## [Records]
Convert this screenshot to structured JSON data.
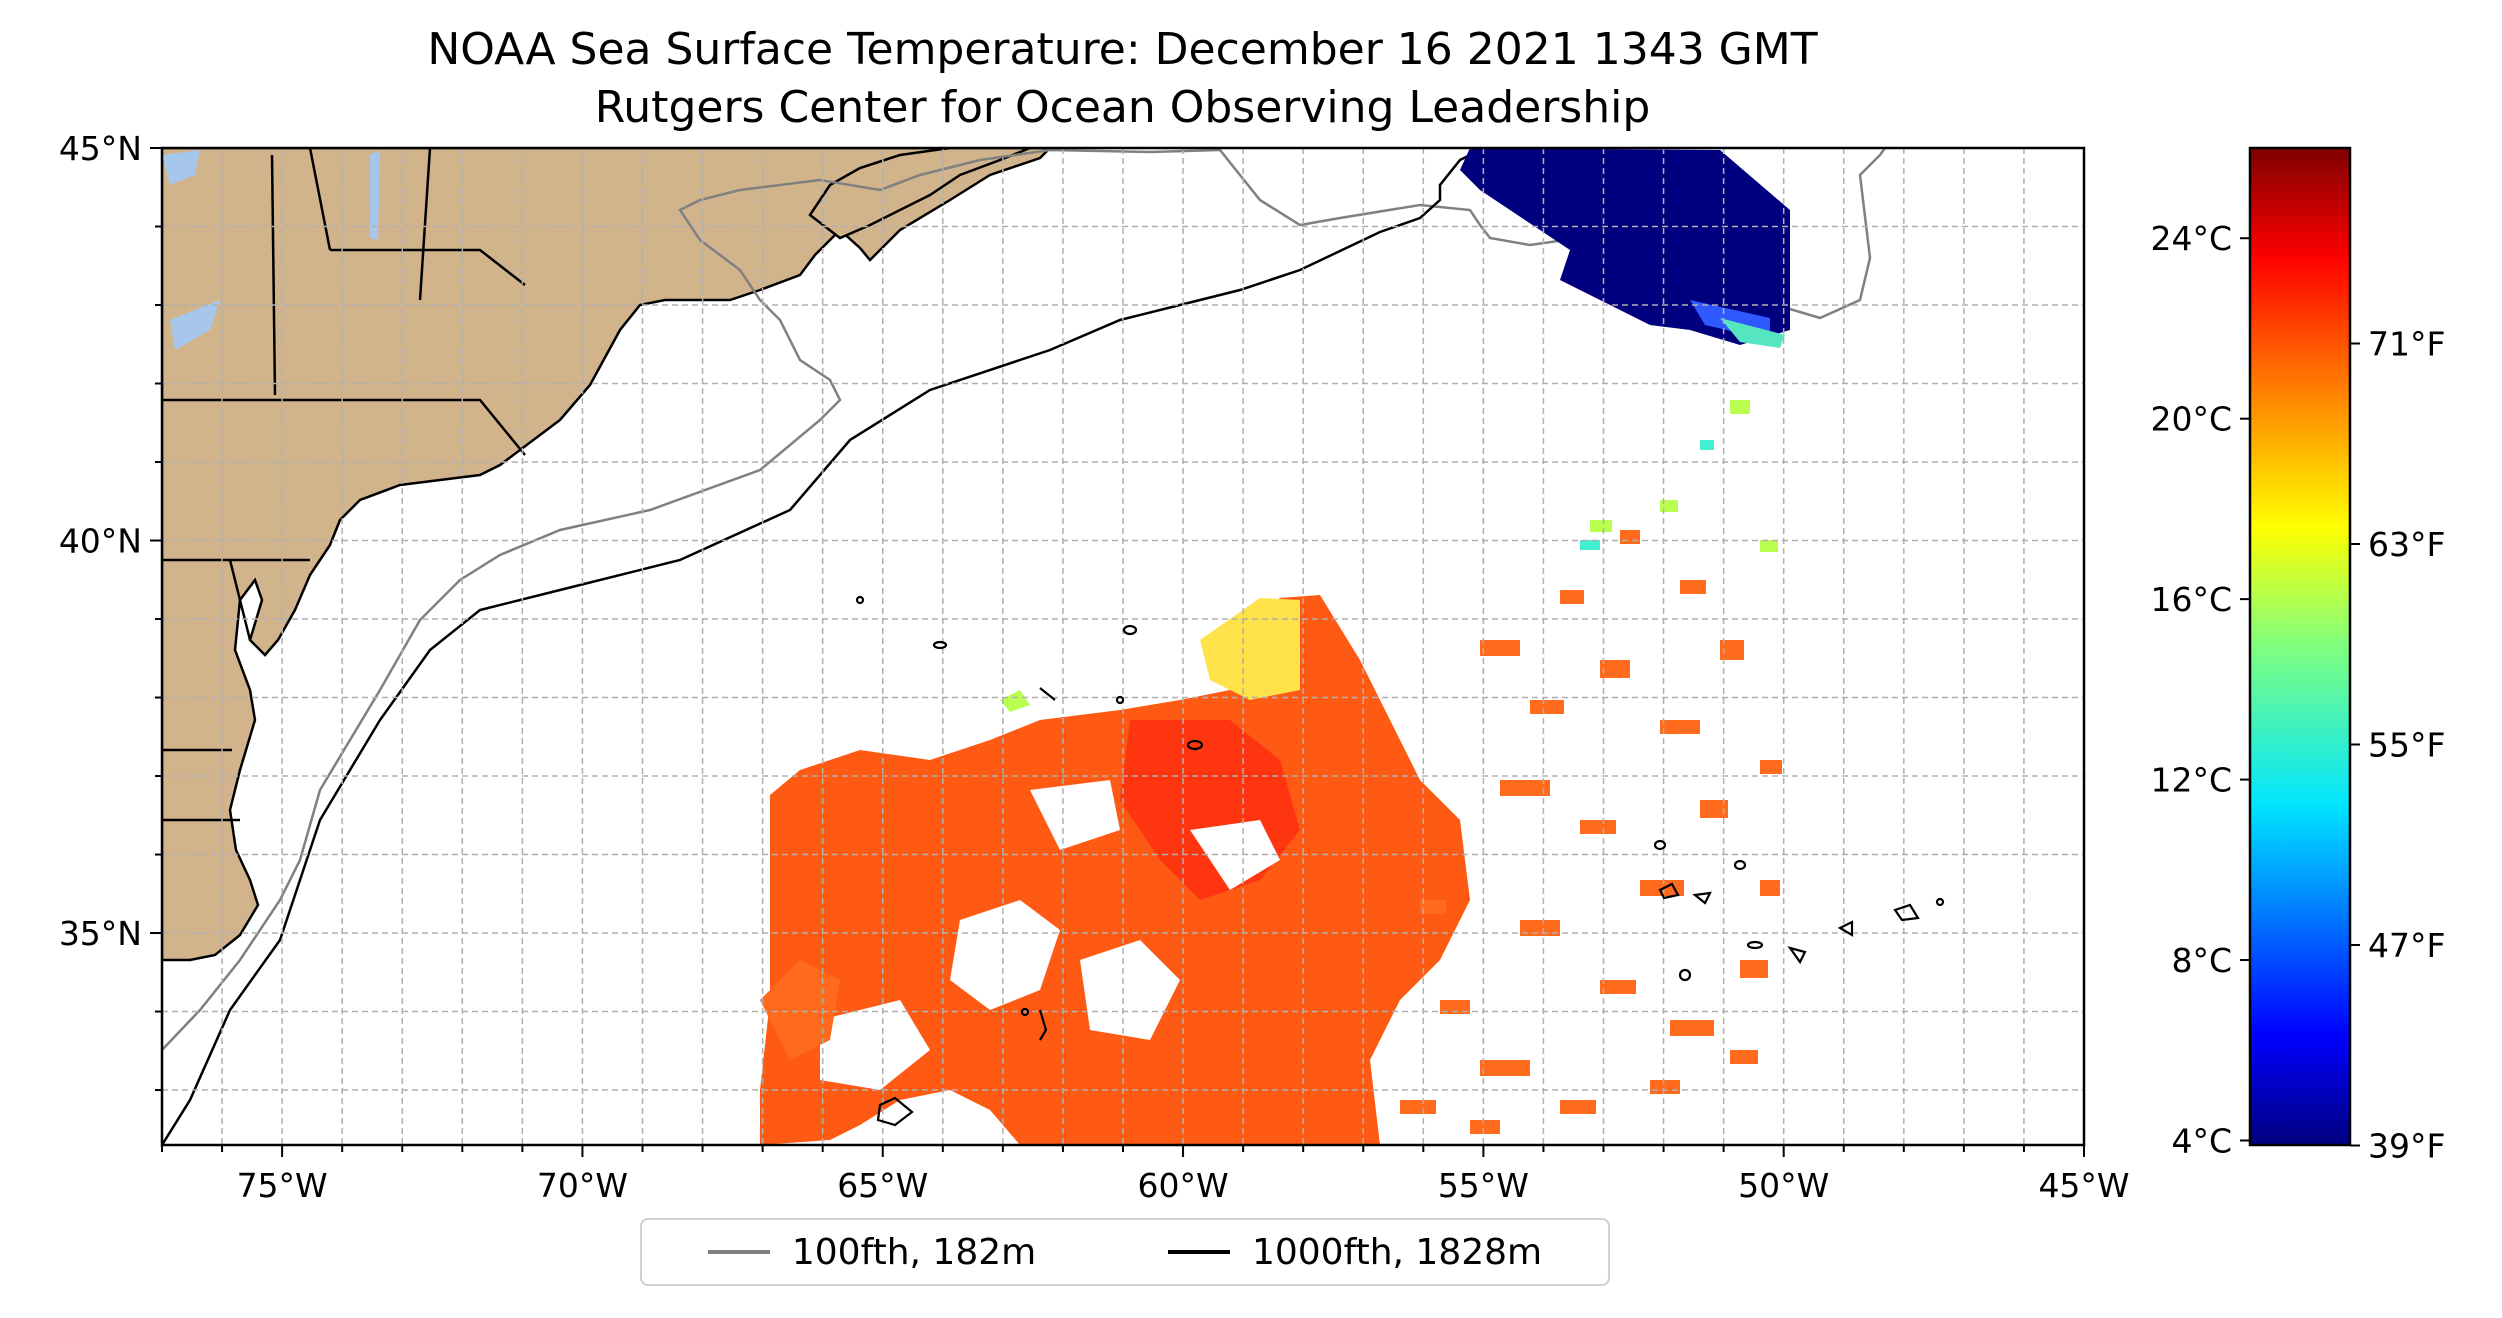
{
  "title": {
    "line1": "NOAA Sea Surface Temperature: December 16 2021 1343 GMT",
    "line2": "Rutgers Center for Ocean Observing Leadership"
  },
  "map": {
    "lon_range": [
      -77,
      -45
    ],
    "lat_range": [
      32.3,
      45
    ],
    "lon_ticks": [
      {
        "value": -75,
        "label": "75°W"
      },
      {
        "value": -70,
        "label": "70°W"
      },
      {
        "value": -65,
        "label": "65°W"
      },
      {
        "value": -60,
        "label": "60°W"
      },
      {
        "value": -55,
        "label": "55°W"
      },
      {
        "value": -50,
        "label": "50°W"
      },
      {
        "value": -45,
        "label": "45°W"
      }
    ],
    "lat_ticks": [
      {
        "value": 45,
        "label": "45°N"
      },
      {
        "value": 40,
        "label": "40°N"
      },
      {
        "value": 35,
        "label": "35°N"
      }
    ],
    "grid": true,
    "colors": {
      "land": "#d2b48c",
      "lakes": "#a6c6ec",
      "contour_100": "#808080",
      "contour_1000": "#000000"
    }
  },
  "colorbar": {
    "celsius_ticks": [
      {
        "value": 24,
        "label": "24°C"
      },
      {
        "value": 20,
        "label": "20°C"
      },
      {
        "value": 16,
        "label": "16°C"
      },
      {
        "value": 12,
        "label": "12°C"
      },
      {
        "value": 8,
        "label": "8°C"
      },
      {
        "value": 4,
        "label": "4°C"
      }
    ],
    "fahrenheit_ticks": [
      {
        "value": 71,
        "label": "71°F"
      },
      {
        "value": 63,
        "label": "63°F"
      },
      {
        "value": 55,
        "label": "55°F"
      },
      {
        "value": 47,
        "label": "47°F"
      },
      {
        "value": 39,
        "label": "39°F"
      }
    ],
    "range_celsius": [
      3.9,
      26
    ],
    "colormap": "jet"
  },
  "legend": {
    "items": [
      {
        "label": "100fth, 182m",
        "color": "#808080"
      },
      {
        "label": "1000fth, 1828m",
        "color": "#000000"
      }
    ]
  }
}
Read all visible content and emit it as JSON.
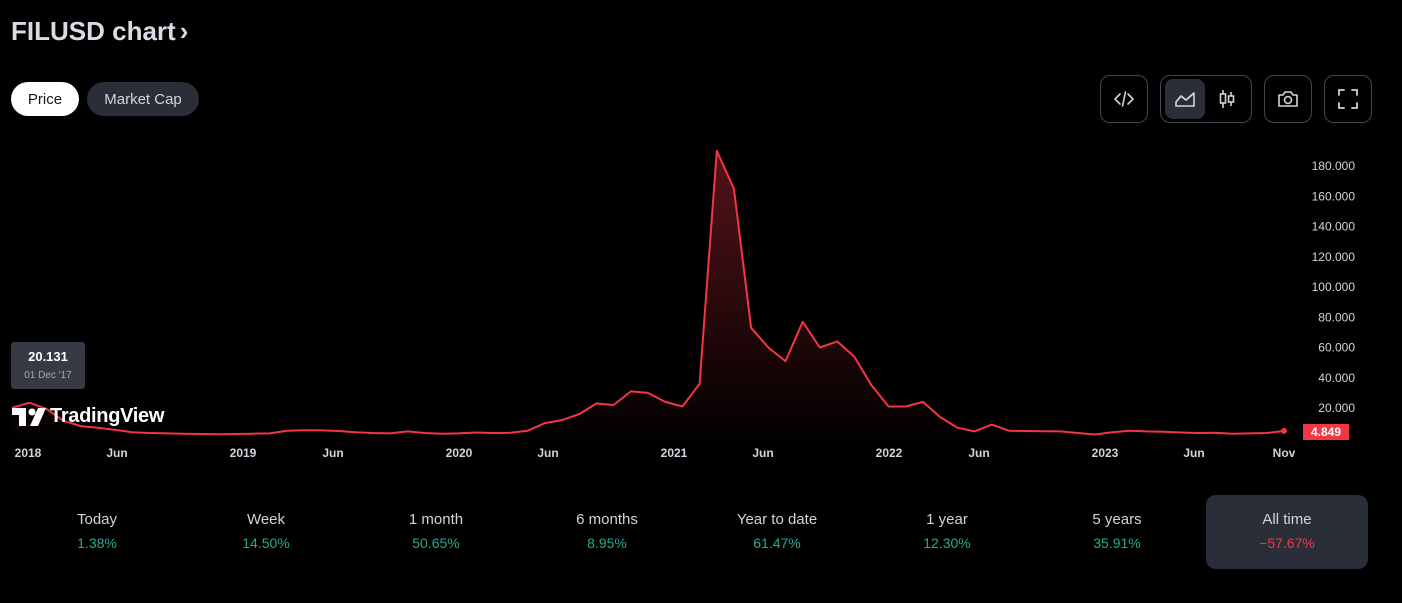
{
  "header": {
    "title": "FILUSD chart",
    "chevron": "›"
  },
  "tabs": [
    {
      "label": "Price",
      "active": true
    },
    {
      "label": "Market Cap",
      "active": false
    }
  ],
  "toolbar": {
    "embed_icon": "code-icon",
    "line_chart_icon": "area-chart-icon",
    "candles_icon": "candlestick-icon",
    "snapshot_icon": "camera-icon",
    "fullscreen_icon": "fullscreen-icon"
  },
  "tooltip": {
    "value": "20.131",
    "date": "01 Dec '17"
  },
  "brand": {
    "name": "TradingView"
  },
  "last_price": "4.849",
  "colors": {
    "line": "#f23645",
    "positive": "#22ab94",
    "negative": "#f23645"
  },
  "chart_data": {
    "type": "area",
    "y_ticks": [
      "180.000",
      "160.000",
      "140.000",
      "120.000",
      "100.000",
      "80.000",
      "60.000",
      "40.000",
      "20.000"
    ],
    "x_ticks": [
      "2018",
      "Jun",
      "2019",
      "Jun",
      "2020",
      "Jun",
      "2021",
      "Jun",
      "2022",
      "Jun",
      "2023",
      "Jun",
      "Nov"
    ],
    "ylim": [
      0,
      190
    ],
    "series": [
      {
        "values": [
          20.1,
          23.5,
          19.5,
          11.5,
          8.0,
          7.0,
          5.5,
          4.0,
          3.5,
          3.2,
          3.0,
          2.8,
          2.6,
          2.8,
          3.0,
          3.2,
          5.0,
          5.3,
          5.2,
          4.8,
          4.0,
          3.5,
          3.2,
          4.5,
          3.5,
          3.0,
          3.2,
          3.8,
          3.5,
          3.6,
          5.0,
          10.0,
          12.0,
          16.0,
          23.0,
          22.0,
          31.0,
          30.0,
          24.0,
          21.0,
          36.0,
          190.0,
          165.0,
          73.0,
          60.0,
          51.0,
          77.0,
          60.0,
          64.0,
          54.0,
          35.0,
          21.0,
          21.0,
          24.0,
          14.0,
          7.0,
          4.5,
          9.0,
          5.0,
          4.8,
          4.6,
          4.5,
          3.5,
          2.5,
          4.0,
          5.0,
          4.5,
          4.3,
          3.8,
          3.5,
          3.6,
          3.0,
          3.2,
          3.5,
          4.849
        ]
      }
    ]
  },
  "performance": [
    {
      "label": "Today",
      "value": "1.38%",
      "sign": "pos",
      "active": false
    },
    {
      "label": "Week",
      "value": "14.50%",
      "sign": "pos",
      "active": false
    },
    {
      "label": "1 month",
      "value": "50.65%",
      "sign": "pos",
      "active": false
    },
    {
      "label": "6 months",
      "value": "8.95%",
      "sign": "pos",
      "active": false
    },
    {
      "label": "Year to date",
      "value": "61.47%",
      "sign": "pos",
      "active": false
    },
    {
      "label": "1 year",
      "value": "12.30%",
      "sign": "pos",
      "active": false
    },
    {
      "label": "5 years",
      "value": "35.91%",
      "sign": "pos",
      "active": false
    },
    {
      "label": "All time",
      "value": "−57.67%",
      "sign": "neg",
      "active": true
    }
  ]
}
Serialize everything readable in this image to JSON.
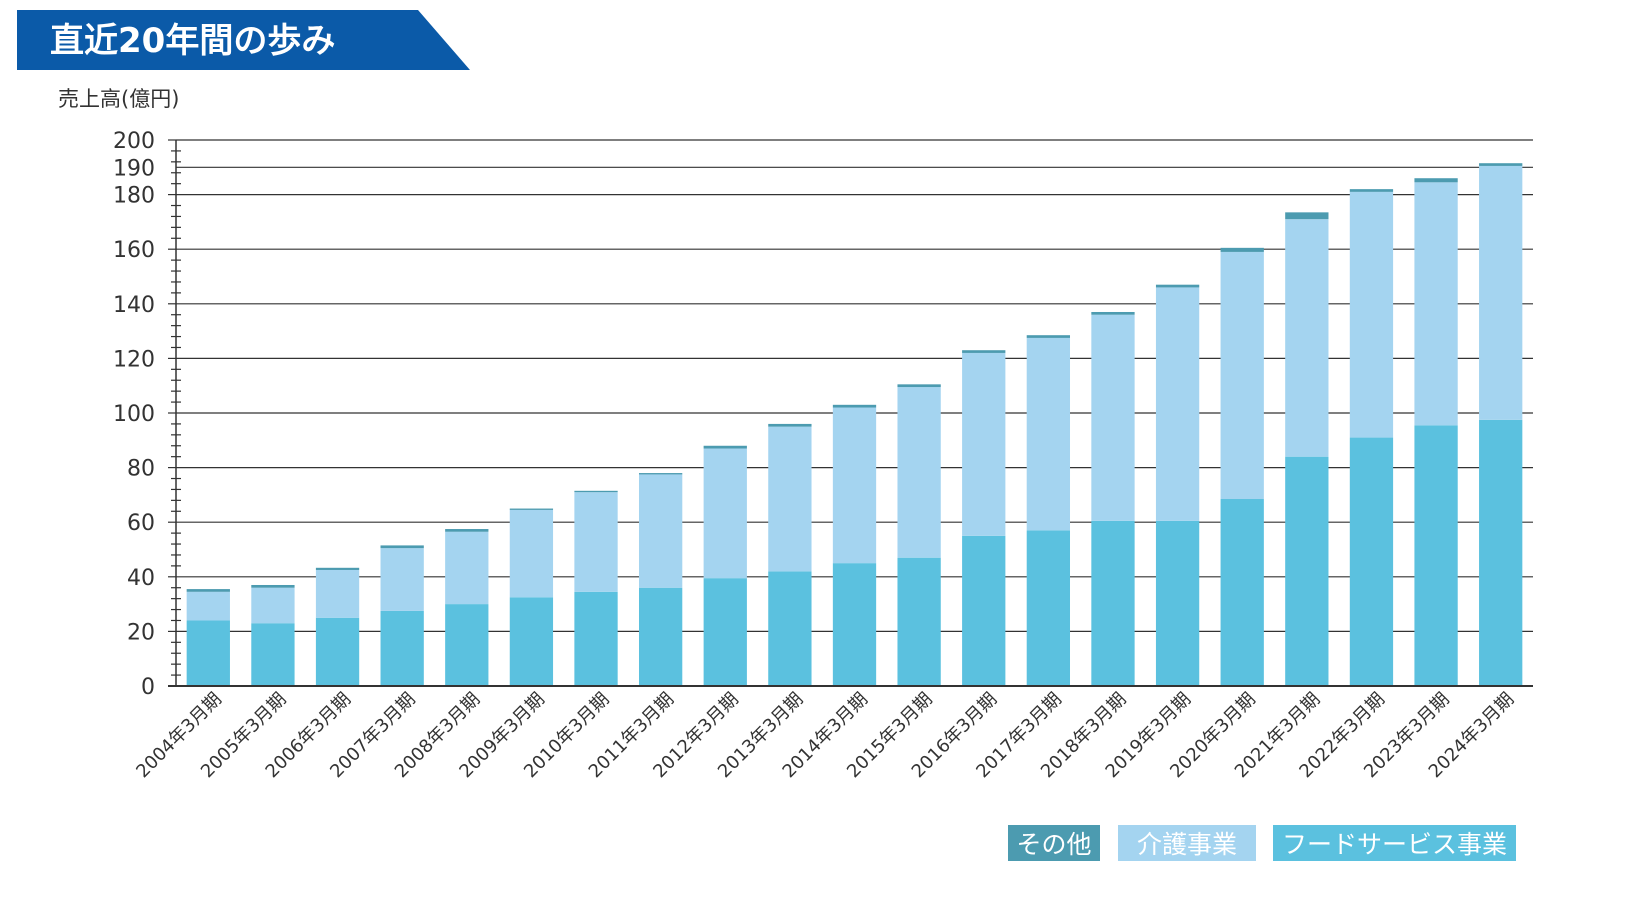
{
  "header": {
    "title": "直近20年間の歩み"
  },
  "colors": {
    "banner": "#0b5aa8",
    "food": "#5bc1df",
    "care": "#a4d4f0",
    "other": "#4c9bb0",
    "grid": "#333333",
    "text": "#333333"
  },
  "chart_data": {
    "type": "bar",
    "stacked": true,
    "title": "直近20年間の歩み",
    "ylabel": "売上高(億円)",
    "xlabel": "",
    "ylim": [
      0,
      200
    ],
    "yticks": [
      0,
      20,
      40,
      60,
      80,
      100,
      120,
      140,
      160,
      180,
      190,
      200
    ],
    "grid": true,
    "legend_position": "bottom-right",
    "categories": [
      "2004年3月期",
      "2005年3月期",
      "2006年3月期",
      "2007年3月期",
      "2008年3月期",
      "2009年3月期",
      "2010年3月期",
      "2011年3月期",
      "2012年3月期",
      "2013年3月期",
      "2014年3月期",
      "2015年3月期",
      "2016年3月期",
      "2017年3月期",
      "2018年3月期",
      "2019年3月期",
      "2020年3月期",
      "2021年3月期",
      "2022年3月期",
      "2023年3月期",
      "2024年3月期"
    ],
    "series": [
      {
        "name": "フードサービス事業",
        "color": "#5bc1df",
        "values": [
          24,
          23,
          25,
          27.5,
          30,
          32.5,
          34.5,
          36,
          39.5,
          42,
          45,
          47,
          55,
          57,
          60.5,
          60.5,
          68.5,
          84,
          91,
          95.5,
          97.5
        ]
      },
      {
        "name": "介護事業",
        "color": "#a4d4f0",
        "values": [
          10.5,
          13,
          17.5,
          23,
          26.5,
          32,
          36.5,
          41.5,
          47.5,
          53,
          57,
          62.5,
          67,
          70.5,
          75.5,
          85.5,
          90.5,
          87,
          90,
          89,
          93
        ]
      },
      {
        "name": "その他",
        "color": "#4c9bb0",
        "values": [
          1,
          1,
          0.8,
          1,
          1,
          0.5,
          0.5,
          0.5,
          1,
          1,
          1,
          1,
          1,
          1,
          1,
          1,
          1.5,
          2.5,
          1,
          1.5,
          1
        ]
      }
    ]
  },
  "legend": [
    {
      "label": "その他",
      "color": "#4c9bb0"
    },
    {
      "label": "介護事業",
      "color": "#a4d4f0"
    },
    {
      "label": "フードサービス事業",
      "color": "#5bc1df"
    }
  ]
}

## [Exercise prompt]
Tally up the lines holding the word "title" in the data above, and answer with that figure only.

## [Solution]
4